Show every line below where "name" can be found.

*****

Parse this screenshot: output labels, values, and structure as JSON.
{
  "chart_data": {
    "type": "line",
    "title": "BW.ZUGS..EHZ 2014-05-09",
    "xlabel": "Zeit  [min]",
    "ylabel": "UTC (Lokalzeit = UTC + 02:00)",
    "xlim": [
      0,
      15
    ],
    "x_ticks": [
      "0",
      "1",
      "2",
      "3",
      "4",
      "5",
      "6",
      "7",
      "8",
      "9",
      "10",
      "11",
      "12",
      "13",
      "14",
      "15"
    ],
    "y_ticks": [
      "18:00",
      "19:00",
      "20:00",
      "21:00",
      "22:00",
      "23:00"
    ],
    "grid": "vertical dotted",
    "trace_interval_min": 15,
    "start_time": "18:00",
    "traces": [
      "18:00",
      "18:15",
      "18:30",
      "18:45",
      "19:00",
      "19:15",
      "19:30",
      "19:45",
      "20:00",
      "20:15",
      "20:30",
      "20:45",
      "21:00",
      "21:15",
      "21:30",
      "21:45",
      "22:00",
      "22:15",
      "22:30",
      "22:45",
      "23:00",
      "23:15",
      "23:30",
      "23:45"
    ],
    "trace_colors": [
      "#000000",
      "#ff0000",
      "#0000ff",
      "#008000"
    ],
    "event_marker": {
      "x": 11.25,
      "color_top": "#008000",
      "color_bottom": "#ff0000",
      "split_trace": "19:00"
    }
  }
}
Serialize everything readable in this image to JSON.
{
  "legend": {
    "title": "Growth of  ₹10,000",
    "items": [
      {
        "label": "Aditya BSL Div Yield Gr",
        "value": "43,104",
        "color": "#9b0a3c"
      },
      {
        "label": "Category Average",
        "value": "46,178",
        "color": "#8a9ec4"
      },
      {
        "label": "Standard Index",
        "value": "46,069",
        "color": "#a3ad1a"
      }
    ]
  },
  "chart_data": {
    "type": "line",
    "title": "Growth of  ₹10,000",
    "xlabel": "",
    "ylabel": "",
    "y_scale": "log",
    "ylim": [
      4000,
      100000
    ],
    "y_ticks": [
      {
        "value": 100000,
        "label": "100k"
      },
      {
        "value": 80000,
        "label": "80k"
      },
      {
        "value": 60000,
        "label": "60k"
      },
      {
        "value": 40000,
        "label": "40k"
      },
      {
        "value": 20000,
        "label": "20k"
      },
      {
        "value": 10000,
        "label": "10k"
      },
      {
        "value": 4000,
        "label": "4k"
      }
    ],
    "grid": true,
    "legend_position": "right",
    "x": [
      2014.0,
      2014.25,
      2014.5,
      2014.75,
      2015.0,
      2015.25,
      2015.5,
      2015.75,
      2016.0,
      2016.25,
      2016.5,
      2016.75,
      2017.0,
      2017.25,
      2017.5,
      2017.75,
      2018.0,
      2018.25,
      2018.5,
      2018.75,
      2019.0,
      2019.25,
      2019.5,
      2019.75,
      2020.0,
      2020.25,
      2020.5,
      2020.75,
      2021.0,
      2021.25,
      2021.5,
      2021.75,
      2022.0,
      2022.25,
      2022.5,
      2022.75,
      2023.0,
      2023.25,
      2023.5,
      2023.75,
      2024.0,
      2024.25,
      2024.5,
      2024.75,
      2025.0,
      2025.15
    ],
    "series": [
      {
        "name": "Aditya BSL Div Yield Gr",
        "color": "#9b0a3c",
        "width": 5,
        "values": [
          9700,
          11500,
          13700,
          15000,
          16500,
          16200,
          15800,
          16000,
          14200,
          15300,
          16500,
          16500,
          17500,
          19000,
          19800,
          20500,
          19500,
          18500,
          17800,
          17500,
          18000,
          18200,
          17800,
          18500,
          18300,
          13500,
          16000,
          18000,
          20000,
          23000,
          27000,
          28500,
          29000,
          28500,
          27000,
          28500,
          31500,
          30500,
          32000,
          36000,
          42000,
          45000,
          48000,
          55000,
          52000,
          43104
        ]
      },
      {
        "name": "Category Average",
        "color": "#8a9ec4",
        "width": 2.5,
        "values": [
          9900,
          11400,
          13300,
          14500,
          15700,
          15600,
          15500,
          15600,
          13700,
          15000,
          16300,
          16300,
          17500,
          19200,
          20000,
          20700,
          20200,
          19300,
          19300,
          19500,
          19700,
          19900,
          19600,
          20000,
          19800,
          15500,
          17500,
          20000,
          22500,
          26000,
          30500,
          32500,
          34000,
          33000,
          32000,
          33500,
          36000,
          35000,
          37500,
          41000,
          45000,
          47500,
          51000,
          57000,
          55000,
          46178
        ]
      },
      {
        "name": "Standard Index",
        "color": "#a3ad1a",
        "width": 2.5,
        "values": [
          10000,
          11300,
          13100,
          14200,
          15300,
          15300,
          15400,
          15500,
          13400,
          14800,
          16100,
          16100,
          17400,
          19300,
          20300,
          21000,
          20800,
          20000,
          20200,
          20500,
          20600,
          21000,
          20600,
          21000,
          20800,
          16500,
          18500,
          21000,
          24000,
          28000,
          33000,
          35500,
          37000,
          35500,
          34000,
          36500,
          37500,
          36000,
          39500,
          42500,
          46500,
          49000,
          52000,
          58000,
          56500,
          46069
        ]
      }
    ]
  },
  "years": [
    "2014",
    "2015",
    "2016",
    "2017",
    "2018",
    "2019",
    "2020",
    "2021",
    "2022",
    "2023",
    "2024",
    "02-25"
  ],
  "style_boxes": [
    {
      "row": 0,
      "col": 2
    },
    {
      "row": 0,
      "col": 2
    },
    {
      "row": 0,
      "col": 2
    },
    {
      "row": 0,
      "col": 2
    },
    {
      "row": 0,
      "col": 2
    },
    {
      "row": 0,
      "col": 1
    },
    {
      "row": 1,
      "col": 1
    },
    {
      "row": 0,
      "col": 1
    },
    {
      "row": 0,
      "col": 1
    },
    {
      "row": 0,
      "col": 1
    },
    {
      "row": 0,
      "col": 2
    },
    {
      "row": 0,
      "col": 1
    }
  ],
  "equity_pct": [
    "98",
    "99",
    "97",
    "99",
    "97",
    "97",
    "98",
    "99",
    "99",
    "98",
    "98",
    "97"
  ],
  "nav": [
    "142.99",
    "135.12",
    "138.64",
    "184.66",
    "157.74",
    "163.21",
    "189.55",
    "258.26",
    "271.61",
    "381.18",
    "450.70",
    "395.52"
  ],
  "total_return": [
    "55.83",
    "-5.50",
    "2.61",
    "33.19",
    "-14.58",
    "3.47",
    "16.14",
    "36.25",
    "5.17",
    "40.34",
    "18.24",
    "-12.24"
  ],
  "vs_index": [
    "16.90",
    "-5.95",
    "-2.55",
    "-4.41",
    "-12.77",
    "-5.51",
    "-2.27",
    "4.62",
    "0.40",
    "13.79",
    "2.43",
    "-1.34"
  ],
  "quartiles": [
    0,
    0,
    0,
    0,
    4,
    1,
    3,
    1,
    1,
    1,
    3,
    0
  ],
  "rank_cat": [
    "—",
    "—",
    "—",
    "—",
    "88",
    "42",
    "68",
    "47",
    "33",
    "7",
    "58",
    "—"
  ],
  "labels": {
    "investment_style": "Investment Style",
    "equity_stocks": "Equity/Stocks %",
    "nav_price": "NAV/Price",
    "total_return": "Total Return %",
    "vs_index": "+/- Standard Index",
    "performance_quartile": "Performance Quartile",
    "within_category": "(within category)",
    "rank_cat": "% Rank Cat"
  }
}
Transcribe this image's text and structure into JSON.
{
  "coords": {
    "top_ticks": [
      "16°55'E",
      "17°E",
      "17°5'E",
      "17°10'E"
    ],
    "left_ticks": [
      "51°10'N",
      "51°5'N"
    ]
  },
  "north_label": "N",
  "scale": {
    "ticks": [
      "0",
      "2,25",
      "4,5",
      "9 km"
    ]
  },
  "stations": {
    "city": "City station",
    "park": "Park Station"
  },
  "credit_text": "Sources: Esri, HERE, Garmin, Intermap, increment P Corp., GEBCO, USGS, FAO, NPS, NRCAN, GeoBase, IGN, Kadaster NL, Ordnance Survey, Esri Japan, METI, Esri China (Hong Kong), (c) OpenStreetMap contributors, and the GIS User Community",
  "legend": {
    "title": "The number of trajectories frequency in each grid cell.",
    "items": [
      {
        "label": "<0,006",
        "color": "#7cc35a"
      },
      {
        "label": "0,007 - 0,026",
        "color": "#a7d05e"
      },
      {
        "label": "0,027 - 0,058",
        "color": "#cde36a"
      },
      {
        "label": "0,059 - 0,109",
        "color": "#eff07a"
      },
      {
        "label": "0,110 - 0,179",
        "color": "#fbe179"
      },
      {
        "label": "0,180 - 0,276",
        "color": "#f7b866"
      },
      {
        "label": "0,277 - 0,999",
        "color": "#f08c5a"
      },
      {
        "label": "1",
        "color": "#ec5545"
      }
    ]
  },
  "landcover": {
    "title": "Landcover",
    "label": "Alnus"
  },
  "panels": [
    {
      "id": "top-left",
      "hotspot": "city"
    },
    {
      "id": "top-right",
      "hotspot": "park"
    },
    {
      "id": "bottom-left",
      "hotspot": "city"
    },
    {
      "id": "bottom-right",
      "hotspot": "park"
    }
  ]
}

*****

▸ REPLY TO THE EXERCISE
        "name": "Aditya BSL Div Yield Gr",
        "name": "Category Average",
        "name": "Standard Index",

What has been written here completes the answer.